# YOUR INSTRUCTIONS
Identify all lines in the listing that include the word "cluster", and copy them out.

======== RECORDS

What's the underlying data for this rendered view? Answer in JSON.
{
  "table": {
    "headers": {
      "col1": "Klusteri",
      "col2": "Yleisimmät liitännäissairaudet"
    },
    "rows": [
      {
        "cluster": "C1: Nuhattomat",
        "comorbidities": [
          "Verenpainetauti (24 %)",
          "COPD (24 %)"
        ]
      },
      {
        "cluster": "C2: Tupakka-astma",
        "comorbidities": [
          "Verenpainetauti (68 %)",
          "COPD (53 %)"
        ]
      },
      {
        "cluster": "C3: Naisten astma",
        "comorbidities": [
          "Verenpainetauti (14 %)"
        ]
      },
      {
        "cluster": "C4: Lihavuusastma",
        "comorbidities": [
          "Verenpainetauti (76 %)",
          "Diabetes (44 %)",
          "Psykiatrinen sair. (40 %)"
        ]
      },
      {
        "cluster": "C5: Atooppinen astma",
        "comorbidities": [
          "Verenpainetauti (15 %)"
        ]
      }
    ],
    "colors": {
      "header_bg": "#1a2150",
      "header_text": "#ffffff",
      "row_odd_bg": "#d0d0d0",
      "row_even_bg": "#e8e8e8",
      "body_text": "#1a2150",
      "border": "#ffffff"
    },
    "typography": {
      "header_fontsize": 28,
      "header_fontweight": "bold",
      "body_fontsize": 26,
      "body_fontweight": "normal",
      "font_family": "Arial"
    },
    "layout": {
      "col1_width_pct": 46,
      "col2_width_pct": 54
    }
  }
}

================

# EXERCISE OUTPUT
        "cluster": "C1: Nuhattomat",
        "cluster": "C2: Tupakka-astma",
        "cluster": "C3: Naisten astma",
        "cluster": "C4: Lihavuusastma",
        "cluster": "C5: Atooppinen astma",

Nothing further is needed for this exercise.